Prompt
From the listing below, pull each line that includes "Width".

Extracted records
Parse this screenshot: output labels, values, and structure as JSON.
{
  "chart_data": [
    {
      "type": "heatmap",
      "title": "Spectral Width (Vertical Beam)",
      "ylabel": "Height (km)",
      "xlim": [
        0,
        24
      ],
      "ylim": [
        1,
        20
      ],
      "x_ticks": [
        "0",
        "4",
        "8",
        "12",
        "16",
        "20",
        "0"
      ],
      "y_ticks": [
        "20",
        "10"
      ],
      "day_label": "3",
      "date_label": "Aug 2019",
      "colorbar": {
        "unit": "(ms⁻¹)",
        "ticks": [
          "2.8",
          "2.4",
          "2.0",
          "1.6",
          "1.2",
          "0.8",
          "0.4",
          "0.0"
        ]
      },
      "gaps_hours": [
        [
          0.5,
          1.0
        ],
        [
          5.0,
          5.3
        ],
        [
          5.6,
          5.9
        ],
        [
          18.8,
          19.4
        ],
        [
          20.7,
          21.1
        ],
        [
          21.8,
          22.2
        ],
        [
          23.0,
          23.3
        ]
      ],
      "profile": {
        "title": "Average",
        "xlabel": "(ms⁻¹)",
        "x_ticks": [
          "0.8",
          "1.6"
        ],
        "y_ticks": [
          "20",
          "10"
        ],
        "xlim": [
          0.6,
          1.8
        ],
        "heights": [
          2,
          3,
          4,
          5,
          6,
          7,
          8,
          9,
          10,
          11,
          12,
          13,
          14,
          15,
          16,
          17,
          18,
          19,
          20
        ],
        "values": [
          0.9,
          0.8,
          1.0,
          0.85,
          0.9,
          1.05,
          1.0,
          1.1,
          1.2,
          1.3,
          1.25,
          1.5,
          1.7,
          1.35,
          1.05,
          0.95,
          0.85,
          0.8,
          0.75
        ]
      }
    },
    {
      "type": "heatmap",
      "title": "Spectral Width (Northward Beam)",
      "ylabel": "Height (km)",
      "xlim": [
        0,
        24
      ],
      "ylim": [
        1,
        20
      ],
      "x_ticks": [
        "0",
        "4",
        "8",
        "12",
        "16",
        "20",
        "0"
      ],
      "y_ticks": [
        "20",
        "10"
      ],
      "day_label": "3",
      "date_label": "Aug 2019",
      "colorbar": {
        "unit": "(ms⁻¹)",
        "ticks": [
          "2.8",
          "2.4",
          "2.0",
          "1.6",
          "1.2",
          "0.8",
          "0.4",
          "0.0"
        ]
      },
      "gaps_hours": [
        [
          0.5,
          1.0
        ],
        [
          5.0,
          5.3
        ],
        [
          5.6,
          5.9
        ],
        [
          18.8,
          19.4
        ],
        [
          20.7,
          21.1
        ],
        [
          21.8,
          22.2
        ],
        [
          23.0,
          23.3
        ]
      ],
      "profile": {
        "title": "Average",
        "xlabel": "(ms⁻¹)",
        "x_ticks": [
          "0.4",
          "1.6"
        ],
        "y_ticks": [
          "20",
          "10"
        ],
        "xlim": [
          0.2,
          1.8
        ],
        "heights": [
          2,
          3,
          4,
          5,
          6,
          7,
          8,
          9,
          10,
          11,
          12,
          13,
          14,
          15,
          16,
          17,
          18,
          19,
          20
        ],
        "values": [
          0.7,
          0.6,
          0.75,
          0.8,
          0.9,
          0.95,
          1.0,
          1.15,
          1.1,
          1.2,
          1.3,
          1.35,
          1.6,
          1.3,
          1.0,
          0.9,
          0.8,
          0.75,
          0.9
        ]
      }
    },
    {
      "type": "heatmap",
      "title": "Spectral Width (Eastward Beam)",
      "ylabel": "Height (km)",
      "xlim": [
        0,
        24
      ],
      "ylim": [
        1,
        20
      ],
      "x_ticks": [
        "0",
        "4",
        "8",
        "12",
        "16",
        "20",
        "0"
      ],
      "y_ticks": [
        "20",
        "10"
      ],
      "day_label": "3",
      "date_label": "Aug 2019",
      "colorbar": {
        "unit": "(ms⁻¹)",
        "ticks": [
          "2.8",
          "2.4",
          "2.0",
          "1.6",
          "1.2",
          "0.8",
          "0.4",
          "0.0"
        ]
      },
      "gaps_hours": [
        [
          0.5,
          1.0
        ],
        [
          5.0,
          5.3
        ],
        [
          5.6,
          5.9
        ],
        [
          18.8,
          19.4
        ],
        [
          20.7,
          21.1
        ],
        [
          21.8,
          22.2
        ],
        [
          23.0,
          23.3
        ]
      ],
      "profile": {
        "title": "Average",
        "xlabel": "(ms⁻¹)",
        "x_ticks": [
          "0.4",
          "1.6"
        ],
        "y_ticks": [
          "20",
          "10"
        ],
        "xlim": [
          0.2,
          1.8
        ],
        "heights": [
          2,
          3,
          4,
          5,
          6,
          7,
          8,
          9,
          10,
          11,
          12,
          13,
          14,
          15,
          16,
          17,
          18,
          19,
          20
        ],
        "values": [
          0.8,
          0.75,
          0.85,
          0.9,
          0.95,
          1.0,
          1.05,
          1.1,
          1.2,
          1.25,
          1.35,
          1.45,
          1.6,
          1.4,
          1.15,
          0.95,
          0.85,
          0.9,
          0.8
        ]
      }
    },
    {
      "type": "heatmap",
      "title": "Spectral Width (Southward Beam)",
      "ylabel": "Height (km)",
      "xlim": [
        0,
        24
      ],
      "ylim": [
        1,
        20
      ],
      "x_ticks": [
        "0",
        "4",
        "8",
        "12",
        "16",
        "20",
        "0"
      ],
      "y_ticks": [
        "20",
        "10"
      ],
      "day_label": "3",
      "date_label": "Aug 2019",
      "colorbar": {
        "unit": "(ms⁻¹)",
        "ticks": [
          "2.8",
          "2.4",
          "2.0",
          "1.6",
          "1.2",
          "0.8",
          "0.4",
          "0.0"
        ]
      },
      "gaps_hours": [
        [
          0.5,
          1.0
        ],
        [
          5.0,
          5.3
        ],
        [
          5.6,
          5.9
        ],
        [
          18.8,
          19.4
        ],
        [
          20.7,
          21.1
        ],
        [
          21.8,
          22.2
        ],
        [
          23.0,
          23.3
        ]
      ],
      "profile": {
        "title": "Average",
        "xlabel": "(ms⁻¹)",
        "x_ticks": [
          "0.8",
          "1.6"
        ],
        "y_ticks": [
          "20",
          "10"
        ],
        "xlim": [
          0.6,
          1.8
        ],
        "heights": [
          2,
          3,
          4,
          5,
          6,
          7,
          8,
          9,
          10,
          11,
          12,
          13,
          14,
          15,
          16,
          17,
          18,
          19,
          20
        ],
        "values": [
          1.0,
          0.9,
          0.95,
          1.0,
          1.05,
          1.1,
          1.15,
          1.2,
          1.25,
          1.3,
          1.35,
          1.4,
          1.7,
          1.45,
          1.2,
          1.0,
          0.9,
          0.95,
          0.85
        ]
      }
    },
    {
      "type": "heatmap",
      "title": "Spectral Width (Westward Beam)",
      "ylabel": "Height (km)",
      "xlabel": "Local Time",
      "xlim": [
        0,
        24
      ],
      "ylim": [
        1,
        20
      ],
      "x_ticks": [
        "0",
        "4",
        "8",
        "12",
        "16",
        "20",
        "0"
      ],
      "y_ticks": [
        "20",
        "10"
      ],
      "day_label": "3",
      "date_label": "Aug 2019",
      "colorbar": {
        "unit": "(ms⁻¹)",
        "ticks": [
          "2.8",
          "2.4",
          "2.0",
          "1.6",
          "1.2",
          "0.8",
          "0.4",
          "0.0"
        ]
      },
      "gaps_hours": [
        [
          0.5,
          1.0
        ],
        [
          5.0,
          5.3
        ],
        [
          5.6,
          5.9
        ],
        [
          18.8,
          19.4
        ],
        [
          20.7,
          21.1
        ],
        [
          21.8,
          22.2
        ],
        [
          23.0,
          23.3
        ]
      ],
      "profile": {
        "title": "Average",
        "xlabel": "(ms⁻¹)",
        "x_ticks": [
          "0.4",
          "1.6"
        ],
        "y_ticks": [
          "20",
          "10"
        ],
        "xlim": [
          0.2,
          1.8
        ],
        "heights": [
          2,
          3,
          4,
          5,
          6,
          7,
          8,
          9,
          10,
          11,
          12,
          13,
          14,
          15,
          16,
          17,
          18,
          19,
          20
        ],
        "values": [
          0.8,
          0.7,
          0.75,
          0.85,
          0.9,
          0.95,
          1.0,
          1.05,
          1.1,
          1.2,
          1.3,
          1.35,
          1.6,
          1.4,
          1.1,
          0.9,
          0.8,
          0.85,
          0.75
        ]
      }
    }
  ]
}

Answer below
      "title": "Spectral Width (Vertical Beam)",
      "title": "Spectral Width (Northward Beam)",
      "title": "Spectral Width (Eastward Beam)",
      "title": "Spectral Width (Southward Beam)",
      "title": "Spectral Width (Westward Beam)",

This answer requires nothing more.